►
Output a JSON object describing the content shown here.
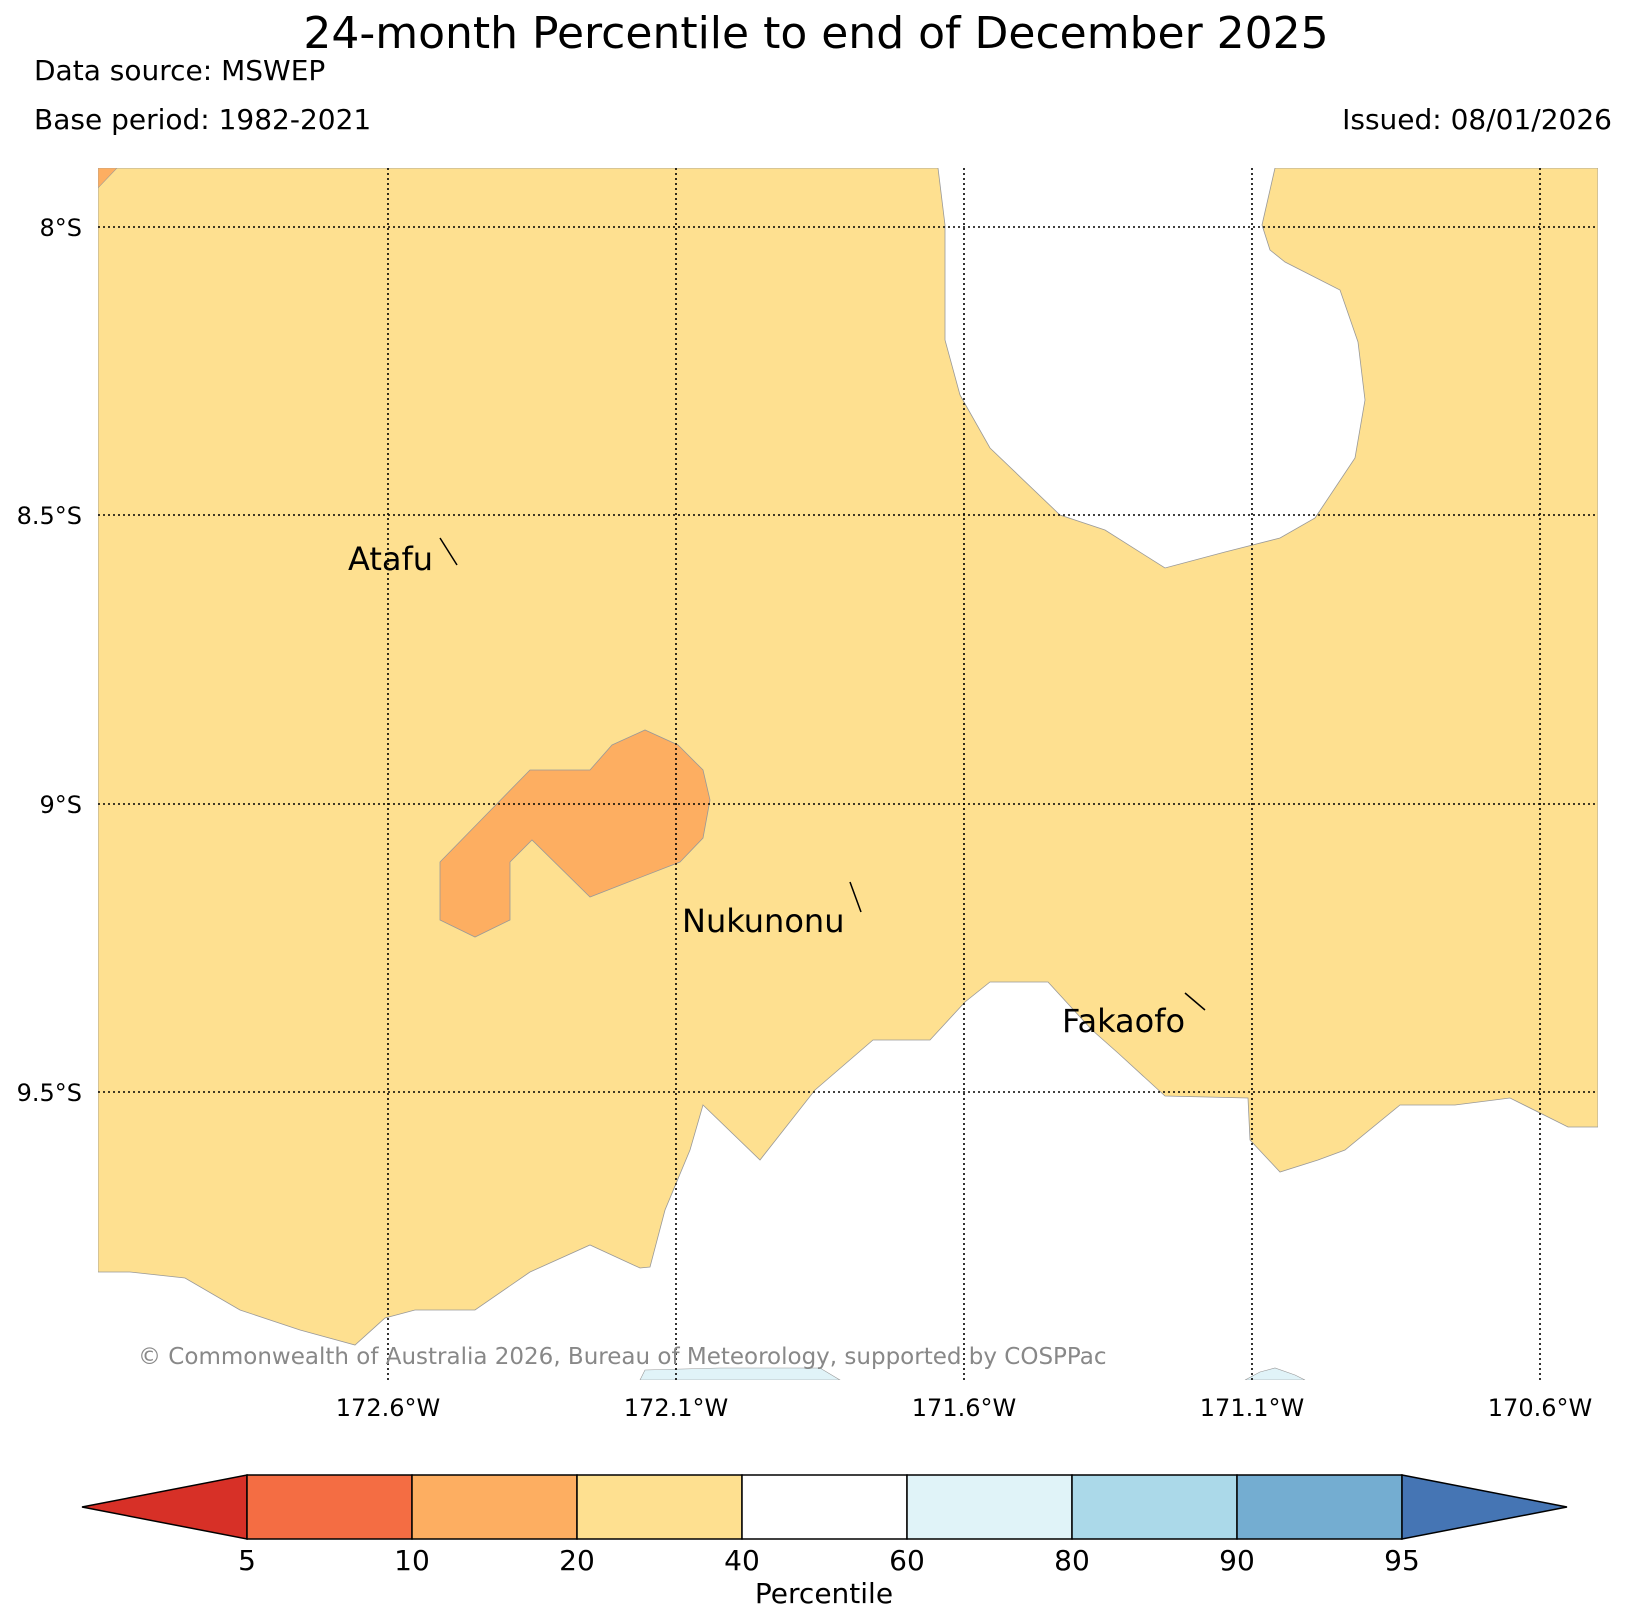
{
  "header": {
    "title": "24-month Percentile to end of December 2025",
    "data_source": "Data source: MSWEP",
    "base_period": "Base period: 1982-2021",
    "issued": "Issued: 08/01/2026"
  },
  "map": {
    "lat_labels": [
      "8°S",
      "8.5°S",
      "9°S",
      "9.5°S"
    ],
    "lon_labels": [
      "172.6°W",
      "172.1°W",
      "171.6°W",
      "171.1°W",
      "170.6°W"
    ],
    "places": [
      "Atafu",
      "Nukunonu",
      "Fakaofo"
    ],
    "credit": "© Commonwealth of Australia 2026, Bureau of Meteorology, supported by COSPPac"
  },
  "legend": {
    "label": "Percentile",
    "ticks": [
      "5",
      "10",
      "20",
      "40",
      "60",
      "80",
      "90",
      "95"
    ],
    "colors": [
      "#d73027",
      "#f46d43",
      "#fdae61",
      "#fee090",
      "#ffffff",
      "#e0f3f8",
      "#abd9e9",
      "#74add1",
      "#4575b4"
    ]
  }
}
◄
• SET PROBLEM
Repeat the records above verbatim, with no pictures in the result.

• ANSWER TO THIS PROBLEM
Output a JSON object describing the content shown here.
{
  "header": {
    "title": "24-month Percentile to end of December 2025",
    "data_source": "Data source: MSWEP",
    "base_period": "Base period: 1982-2021",
    "issued": "Issued: 08/01/2026"
  },
  "map": {
    "lat_labels": [
      "8°S",
      "8.5°S",
      "9°S",
      "9.5°S"
    ],
    "lon_labels": [
      "172.6°W",
      "172.1°W",
      "171.6°W",
      "171.1°W",
      "170.6°W"
    ],
    "places": [
      "Atafu",
      "Nukunonu",
      "Fakaofo"
    ],
    "credit": "© Commonwealth of Australia 2026, Bureau of Meteorology, supported by COSPPac"
  },
  "legend": {
    "label": "Percentile",
    "ticks": [
      "5",
      "10",
      "20",
      "40",
      "60",
      "80",
      "90",
      "95"
    ],
    "colors": [
      "#d73027",
      "#f46d43",
      "#fdae61",
      "#fee090",
      "#ffffff",
      "#e0f3f8",
      "#abd9e9",
      "#74add1",
      "#4575b4"
    ]
  }
}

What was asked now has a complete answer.